- [Work instructions] Go through the listing and set it down exactly, leaving out its pictures.

- [Rows]
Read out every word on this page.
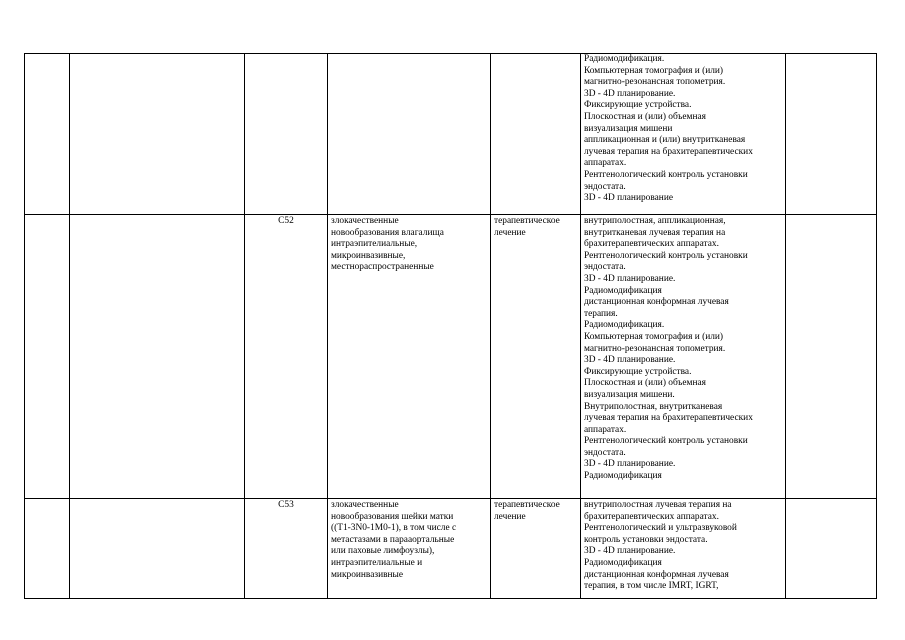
Радиомодификация.
Компьютерная томография и (или)
магнитно-резонансная топометрия.
3D - 4D планирование.
Фиксирующие устройства.
Плоскостная и (или) объемная
визуализация мишени
аппликационная и (или) внутритканевая
лучевая терапия на брахитерапевтических
аппаратах.
Рентгенологический контроль установки
эндостата.
3D - 4D планирование
C52	злокачественные
новообразования влагалища
интраэпителиальные,
микроинвазивные,
местнораспространенные
терапевтическое
лечение
внутриполостная, аппликационная,
внутритканевая лучевая терапия на
брахитерапевтических аппаратах.
Рентгенологический контроль установки
эндостата.
3D - 4D планирование.
Радиомодификация
дистанционная конформная лучевая
терапия.
Радиомодификация.
Компьютерная томография и (или)
магнитно-резонансная топометрия.
3D - 4D планирование.
Фиксирующие устройства.
Плоскостная и (или) объемная
визуализация мишени.
Внутриполостная, внутритканевая
лучевая терапия на брахитерапевтических
аппаратах.
Рентгенологический контроль установки
эндостата.
3D - 4D планирование.
Радиомодификация
C53	злокачественные
новообразования шейки матки
((T1-3N0-1M0-1), в том числе с
метастазами в парааортальные
или паховые лимфоузлы),
интраэпителиальные и
микроинвазивные
терапевтическое
лечение
внутриполостная лучевая терапия на
брахитерапевтических аппаратах.
Рентгенологический и ультразвуковой
контроль установки эндостата.
3D - 4D планирование.
Радиомодификация
дистанционная конформная лучевая
терапия, в том числе IMRT, IGRT,
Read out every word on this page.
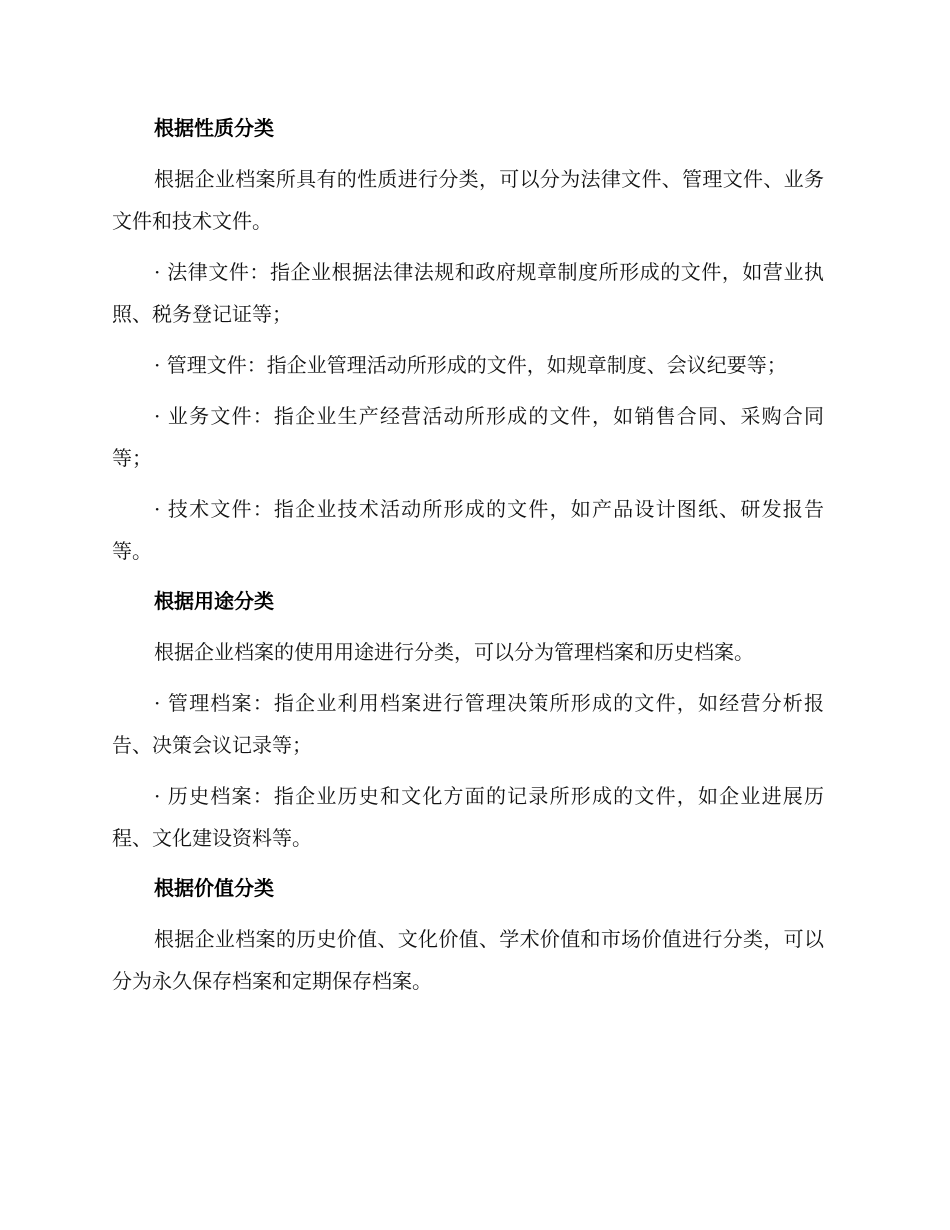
根据性质分类

根据企业档案所具有的性质进行分类，可以分为法律文件、管理文件、业务文件和技术文件。

· 法律文件：指企业根据法律法规和政府规章制度所形成的文件，如营业执照、税务登记证等；

· 管理文件：指企业管理活动所形成的文件，如规章制度、会议纪要等；

· 业务文件：指企业生产经营活动所形成的文件，如销售合同、采购合同等；

· 技术文件：指企业技术活动所形成的文件，如产品设计图纸、研发报告等。

根据用途分类

根据企业档案的使用用途进行分类，可以分为管理档案和历史档案。

· 管理档案：指企业利用档案进行管理决策所形成的文件，如经营分析报告、决策会议记录等；

· 历史档案：指企业历史和文化方面的记录所形成的文件，如企业进展历程、文化建设资料等。

根据价值分类

根据企业档案的历史价值、文化价值、学术价值和市场价值进行分类，可以分为永久保存档案和定期保存档案。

- [Response to this exercise]
Read out every word on this page.
Радиомодификация.
Компьютерная томография и (или)
магнитно-резонансная топометрия.
3D - 4D планирование.
Фиксирующие устройства.
Плоскостная и (или) объемная
визуализация мишени
аппликационная и (или) внутритканевая
лучевая терапия на брахитерапевтических
аппаратах.
Рентгенологический контроль установки
эндостата.
3D - 4D планирование
C52	злокачественные
новообразования влагалища
интраэпителиальные,
микроинвазивные,
местнораспространенные
терапевтическое
лечение
внутриполостная, аппликационная,
внутритканевая лучевая терапия на
брахитерапевтических аппаратах.
Рентгенологический контроль установки
эндостата.
3D - 4D планирование.
Радиомодификация
дистанционная конформная лучевая
терапия.
Радиомодификация.
Компьютерная томография и (или)
магнитно-резонансная топометрия.
3D - 4D планирование.
Фиксирующие устройства.
Плоскостная и (или) объемная
визуализация мишени.
Внутриполостная, внутритканевая
лучевая терапия на брахитерапевтических
аппаратах.
Рентгенологический контроль установки
эндостата.
3D - 4D планирование.
Радиомодификация
C53	злокачественные
новообразования шейки матки
((T1-3N0-1M0-1), в том числе с
метастазами в парааортальные
или паховые лимфоузлы),
интраэпителиальные и
микроинвазивные
терапевтическое
лечение
внутриполостная лучевая терапия на
брахитерапевтических аппаратах.
Рентгенологический и ультразвуковой
контроль установки эндостата.
3D - 4D планирование.
Радиомодификация
дистанционная конформная лучевая
терапия, в том числе IMRT, IGRT,
Read out every word on this page.
根据性质分类

根据企业档案所具有的性质进行分类，可以分为法律文件、管理文件、业务文件和技术文件。

· 法律文件：指企业根据法律法规和政府规章制度所形成的文件，如营业执照、税务登记证等；

· 管理文件：指企业管理活动所形成的文件，如规章制度、会议纪要等；

· 业务文件：指企业生产经营活动所形成的文件，如销售合同、采购合同等；

· 技术文件：指企业技术活动所形成的文件，如产品设计图纸、研发报告等。

根据用途分类

根据企业档案的使用用途进行分类，可以分为管理档案和历史档案。

· 管理档案：指企业利用档案进行管理决策所形成的文件，如经营分析报告、决策会议记录等；

· 历史档案：指企业历史和文化方面的记录所形成的文件，如企业进展历程、文化建设资料等。

根据价值分类

根据企业档案的历史价值、文化价值、学术价值和市场价值进行分类，可以分为永久保存档案和定期保存档案。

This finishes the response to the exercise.